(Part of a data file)
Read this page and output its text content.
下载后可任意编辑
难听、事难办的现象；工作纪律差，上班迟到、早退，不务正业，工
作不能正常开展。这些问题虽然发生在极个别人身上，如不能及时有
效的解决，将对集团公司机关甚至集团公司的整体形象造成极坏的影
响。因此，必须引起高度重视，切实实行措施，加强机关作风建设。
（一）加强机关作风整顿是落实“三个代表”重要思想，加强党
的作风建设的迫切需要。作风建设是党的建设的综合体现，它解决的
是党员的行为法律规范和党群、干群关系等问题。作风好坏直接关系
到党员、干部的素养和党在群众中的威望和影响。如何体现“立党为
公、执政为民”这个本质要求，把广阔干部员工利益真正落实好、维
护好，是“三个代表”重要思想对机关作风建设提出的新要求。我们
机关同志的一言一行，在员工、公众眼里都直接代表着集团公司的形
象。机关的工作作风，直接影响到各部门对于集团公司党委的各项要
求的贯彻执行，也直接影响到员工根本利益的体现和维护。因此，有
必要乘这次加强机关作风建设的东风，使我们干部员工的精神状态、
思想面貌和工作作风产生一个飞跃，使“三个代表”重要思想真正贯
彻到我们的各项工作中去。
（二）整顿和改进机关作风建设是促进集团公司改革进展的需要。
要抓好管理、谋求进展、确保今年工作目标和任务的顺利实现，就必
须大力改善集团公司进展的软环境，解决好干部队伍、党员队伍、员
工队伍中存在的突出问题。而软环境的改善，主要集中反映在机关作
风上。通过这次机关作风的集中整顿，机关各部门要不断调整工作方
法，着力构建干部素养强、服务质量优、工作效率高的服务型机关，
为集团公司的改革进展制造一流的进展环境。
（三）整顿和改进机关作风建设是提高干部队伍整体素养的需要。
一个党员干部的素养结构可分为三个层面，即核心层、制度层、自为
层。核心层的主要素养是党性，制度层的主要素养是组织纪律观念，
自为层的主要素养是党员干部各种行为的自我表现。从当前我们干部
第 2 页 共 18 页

== PROBLEM STATEMENT ==
Quote all the records exactly, please, leaving none out.

== RESULT ==
Read this page and output its text content.
下载后可任意编辑
难听、事难办的现象；工作纪律差，上班迟到、早退，不务正业，工
作不能正常开展。这些问题虽然发生在极个别人身上，如不能及时有
效的解决，将对集团公司机关甚至集团公司的整体形象造成极坏的影
响。因此，必须引起高度重视，切实实行措施，加强机关作风建设。
（一）加强机关作风整顿是落实“三个代表”重要思想，加强党
的作风建设的迫切需要。作风建设是党的建设的综合体现，它解决的
是党员的行为法律规范和党群、干群关系等问题。作风好坏直接关系
到党员、干部的素养和党在群众中的威望和影响。如何体现“立党为
公、执政为民”这个本质要求，把广阔干部员工利益真正落实好、维
护好，是“三个代表”重要思想对机关作风建设提出的新要求。我们
机关同志的一言一行，在员工、公众眼里都直接代表着集团公司的形
象。机关的工作作风，直接影响到各部门对于集团公司党委的各项要
求的贯彻执行，也直接影响到员工根本利益的体现和维护。因此，有
必要乘这次加强机关作风建设的东风，使我们干部员工的精神状态、
思想面貌和工作作风产生一个飞跃，使“三个代表”重要思想真正贯
彻到我们的各项工作中去。
（二）整顿和改进机关作风建设是促进集团公司改革进展的需要。
要抓好管理、谋求进展、确保今年工作目标和任务的顺利实现，就必
须大力改善集团公司进展的软环境，解决好干部队伍、党员队伍、员
工队伍中存在的突出问题。而软环境的改善，主要集中反映在机关作
风上。通过这次机关作风的集中整顿，机关各部门要不断调整工作方
法，着力构建干部素养强、服务质量优、工作效率高的服务型机关，
为集团公司的改革进展制造一流的进展环境。
（三）整顿和改进机关作风建设是提高干部队伍整体素养的需要。
一个党员干部的素养结构可分为三个层面，即核心层、制度层、自为
层。核心层的主要素养是党性，制度层的主要素养是组织纪律观念，
自为层的主要素养是党员干部各种行为的自我表现。从当前我们干部
第 2 页 共 18 页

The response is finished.